## YOUR INSTRUCTIONS
Where the word "Medium" occurs in a line, return that line.

## WORKING DATA
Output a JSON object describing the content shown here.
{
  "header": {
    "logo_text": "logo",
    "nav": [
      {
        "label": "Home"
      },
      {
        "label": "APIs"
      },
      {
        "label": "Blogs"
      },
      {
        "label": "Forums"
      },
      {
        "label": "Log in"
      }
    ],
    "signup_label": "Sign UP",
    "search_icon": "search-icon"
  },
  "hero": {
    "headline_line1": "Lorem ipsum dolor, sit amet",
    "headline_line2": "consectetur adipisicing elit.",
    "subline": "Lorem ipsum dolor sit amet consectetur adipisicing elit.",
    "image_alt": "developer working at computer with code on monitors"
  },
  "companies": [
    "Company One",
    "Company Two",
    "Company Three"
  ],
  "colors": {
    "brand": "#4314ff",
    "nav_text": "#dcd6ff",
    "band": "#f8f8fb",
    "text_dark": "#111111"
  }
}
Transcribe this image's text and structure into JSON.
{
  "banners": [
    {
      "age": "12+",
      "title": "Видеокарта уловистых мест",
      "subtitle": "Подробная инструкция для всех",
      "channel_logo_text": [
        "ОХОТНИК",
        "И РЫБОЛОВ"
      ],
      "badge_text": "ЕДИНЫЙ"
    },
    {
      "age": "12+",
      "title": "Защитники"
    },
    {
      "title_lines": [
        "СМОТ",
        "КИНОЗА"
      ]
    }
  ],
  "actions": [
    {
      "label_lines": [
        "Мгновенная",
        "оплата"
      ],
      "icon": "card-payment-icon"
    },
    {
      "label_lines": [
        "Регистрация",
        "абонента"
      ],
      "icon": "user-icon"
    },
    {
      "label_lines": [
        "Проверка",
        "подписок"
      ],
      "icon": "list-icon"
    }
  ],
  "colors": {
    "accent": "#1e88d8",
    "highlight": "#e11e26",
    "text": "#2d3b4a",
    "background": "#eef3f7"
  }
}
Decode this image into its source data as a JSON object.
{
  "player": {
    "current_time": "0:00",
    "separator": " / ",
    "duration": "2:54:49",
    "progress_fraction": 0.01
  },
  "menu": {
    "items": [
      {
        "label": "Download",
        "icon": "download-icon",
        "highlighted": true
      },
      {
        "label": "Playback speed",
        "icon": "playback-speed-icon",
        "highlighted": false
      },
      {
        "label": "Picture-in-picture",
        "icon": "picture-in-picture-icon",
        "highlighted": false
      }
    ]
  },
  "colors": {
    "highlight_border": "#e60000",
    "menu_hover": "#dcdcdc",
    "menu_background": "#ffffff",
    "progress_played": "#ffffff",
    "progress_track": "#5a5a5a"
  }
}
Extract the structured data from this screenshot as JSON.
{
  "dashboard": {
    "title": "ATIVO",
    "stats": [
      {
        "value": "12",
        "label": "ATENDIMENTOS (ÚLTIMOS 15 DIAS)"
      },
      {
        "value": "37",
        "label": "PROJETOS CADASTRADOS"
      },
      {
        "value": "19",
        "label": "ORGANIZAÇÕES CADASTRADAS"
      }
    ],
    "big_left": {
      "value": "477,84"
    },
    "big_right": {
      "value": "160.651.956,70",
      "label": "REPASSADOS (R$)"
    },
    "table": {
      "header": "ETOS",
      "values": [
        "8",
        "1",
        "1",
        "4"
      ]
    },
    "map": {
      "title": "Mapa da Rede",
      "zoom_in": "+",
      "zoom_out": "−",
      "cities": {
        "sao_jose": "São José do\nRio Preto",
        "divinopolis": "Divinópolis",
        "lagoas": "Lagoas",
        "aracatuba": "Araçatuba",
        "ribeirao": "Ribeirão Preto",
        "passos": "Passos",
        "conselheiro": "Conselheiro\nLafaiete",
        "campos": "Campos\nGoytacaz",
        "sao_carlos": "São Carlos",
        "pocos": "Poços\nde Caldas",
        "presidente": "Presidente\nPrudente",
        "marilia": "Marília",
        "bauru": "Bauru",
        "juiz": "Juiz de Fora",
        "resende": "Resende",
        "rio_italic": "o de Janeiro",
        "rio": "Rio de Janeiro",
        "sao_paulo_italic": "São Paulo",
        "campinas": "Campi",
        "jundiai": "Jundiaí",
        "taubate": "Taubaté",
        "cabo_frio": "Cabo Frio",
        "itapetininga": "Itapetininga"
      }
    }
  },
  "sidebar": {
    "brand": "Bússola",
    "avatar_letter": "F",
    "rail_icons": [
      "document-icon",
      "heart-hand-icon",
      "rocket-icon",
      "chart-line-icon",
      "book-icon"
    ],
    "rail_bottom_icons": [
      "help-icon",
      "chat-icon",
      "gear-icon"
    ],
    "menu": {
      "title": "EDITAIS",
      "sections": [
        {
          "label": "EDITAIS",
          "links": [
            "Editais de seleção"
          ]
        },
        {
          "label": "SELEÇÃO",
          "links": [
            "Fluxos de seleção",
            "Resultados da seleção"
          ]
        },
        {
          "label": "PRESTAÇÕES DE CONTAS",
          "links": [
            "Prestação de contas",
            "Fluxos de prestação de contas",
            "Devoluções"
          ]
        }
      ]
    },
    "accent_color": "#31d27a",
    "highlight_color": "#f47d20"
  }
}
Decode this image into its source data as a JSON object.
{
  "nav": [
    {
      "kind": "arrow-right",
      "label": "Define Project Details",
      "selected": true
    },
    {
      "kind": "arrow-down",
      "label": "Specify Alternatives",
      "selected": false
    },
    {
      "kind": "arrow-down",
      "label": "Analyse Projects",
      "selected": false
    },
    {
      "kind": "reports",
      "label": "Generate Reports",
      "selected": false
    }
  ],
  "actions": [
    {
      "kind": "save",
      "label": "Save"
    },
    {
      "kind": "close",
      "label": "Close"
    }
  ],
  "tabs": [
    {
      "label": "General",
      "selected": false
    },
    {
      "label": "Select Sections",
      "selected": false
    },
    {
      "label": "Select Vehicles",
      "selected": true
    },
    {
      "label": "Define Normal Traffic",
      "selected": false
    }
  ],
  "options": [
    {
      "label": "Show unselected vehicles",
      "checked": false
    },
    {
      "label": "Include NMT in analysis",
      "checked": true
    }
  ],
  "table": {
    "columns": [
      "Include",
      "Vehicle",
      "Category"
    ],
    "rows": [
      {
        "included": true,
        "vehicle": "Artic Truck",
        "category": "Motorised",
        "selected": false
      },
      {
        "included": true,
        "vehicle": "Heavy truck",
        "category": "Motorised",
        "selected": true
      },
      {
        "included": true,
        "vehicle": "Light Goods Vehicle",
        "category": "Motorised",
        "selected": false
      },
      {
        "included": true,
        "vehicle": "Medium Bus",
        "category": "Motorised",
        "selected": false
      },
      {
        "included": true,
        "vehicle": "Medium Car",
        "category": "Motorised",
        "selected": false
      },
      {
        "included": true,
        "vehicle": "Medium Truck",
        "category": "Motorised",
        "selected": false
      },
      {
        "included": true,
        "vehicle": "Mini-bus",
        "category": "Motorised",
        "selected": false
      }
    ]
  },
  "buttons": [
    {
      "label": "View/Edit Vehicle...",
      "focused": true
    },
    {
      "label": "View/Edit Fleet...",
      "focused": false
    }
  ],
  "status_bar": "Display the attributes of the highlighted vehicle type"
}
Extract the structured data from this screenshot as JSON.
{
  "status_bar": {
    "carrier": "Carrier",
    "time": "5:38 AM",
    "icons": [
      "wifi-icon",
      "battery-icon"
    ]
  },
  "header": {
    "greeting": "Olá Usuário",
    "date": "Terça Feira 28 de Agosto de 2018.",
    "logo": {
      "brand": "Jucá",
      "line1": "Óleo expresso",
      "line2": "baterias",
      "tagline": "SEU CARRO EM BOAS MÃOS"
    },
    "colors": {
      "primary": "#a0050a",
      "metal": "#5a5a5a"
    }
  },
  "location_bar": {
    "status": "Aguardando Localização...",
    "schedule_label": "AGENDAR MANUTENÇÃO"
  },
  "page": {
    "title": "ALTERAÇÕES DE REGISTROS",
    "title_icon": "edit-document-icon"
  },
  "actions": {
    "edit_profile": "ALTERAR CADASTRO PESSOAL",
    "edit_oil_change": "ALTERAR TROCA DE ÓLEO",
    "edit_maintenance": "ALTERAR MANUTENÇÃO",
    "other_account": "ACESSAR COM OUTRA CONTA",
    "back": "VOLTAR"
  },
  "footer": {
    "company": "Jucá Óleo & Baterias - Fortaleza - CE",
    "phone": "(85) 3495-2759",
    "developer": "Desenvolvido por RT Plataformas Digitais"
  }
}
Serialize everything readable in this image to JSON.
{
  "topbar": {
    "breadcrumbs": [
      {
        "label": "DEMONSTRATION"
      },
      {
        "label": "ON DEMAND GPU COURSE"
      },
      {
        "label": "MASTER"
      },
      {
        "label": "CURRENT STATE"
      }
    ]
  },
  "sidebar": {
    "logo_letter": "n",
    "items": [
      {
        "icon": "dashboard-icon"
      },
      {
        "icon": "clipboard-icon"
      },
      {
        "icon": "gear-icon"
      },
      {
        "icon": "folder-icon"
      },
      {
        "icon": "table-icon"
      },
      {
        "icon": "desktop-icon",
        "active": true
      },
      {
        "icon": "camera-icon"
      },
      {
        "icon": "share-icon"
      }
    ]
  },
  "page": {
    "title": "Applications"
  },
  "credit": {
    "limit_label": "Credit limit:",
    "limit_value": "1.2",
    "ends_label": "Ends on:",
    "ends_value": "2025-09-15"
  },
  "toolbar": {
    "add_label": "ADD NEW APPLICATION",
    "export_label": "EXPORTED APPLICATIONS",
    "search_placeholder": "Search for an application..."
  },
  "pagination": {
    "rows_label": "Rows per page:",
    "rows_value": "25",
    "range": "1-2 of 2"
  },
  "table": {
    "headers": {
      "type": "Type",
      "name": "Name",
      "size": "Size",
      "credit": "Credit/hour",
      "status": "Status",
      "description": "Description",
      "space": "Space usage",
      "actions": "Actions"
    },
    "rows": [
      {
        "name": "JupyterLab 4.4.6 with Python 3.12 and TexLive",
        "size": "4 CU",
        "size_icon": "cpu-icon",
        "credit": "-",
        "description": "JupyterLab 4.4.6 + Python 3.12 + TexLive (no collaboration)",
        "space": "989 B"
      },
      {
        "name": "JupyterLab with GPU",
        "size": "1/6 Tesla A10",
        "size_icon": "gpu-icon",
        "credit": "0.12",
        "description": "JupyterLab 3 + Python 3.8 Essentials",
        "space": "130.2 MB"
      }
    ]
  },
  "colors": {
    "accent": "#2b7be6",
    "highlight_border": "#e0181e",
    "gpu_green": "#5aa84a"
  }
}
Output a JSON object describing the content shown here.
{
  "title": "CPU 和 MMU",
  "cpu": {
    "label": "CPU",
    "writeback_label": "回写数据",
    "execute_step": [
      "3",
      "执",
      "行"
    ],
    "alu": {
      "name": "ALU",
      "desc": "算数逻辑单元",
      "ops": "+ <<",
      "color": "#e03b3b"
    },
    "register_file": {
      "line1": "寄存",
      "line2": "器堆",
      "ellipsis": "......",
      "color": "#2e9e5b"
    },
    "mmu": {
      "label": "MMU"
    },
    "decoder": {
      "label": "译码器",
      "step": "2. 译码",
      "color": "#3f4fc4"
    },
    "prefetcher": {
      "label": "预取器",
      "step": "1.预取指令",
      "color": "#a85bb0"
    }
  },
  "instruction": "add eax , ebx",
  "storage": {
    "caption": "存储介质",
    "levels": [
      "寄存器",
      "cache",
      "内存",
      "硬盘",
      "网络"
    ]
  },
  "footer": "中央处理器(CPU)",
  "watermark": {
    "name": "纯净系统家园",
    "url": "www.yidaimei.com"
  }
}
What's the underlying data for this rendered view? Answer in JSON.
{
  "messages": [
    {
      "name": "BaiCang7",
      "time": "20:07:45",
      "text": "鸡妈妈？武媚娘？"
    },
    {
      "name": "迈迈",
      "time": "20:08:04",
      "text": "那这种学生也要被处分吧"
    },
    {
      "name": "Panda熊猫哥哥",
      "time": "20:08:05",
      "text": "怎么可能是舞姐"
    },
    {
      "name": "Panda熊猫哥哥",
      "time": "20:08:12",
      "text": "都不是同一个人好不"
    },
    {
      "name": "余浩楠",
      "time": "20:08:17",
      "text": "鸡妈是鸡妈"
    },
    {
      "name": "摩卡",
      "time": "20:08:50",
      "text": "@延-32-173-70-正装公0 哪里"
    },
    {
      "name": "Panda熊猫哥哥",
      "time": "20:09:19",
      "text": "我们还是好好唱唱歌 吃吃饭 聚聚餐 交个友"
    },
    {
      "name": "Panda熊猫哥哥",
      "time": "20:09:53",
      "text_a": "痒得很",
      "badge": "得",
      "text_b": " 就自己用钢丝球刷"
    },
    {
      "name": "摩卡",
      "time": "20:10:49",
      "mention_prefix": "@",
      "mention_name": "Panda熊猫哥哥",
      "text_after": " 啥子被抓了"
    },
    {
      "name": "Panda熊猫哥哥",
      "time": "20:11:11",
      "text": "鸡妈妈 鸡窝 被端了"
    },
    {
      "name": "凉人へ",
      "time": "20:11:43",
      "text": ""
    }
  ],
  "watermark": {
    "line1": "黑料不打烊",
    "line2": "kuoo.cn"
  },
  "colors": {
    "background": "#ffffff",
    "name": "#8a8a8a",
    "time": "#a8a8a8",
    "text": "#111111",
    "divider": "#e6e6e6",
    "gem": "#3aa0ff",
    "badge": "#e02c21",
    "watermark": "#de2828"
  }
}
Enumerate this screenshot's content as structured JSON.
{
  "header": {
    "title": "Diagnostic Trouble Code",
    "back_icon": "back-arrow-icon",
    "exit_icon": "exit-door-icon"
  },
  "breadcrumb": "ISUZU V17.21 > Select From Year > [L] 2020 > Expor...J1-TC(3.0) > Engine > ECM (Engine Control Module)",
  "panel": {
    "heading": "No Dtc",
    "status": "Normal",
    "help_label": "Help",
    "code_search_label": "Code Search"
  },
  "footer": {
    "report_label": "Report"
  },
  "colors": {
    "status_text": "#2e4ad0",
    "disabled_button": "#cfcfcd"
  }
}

## THE REPLY
        "vehicle": "Medium Bus",
        "vehicle": "Medium Car",
        "vehicle": "Medium Truck",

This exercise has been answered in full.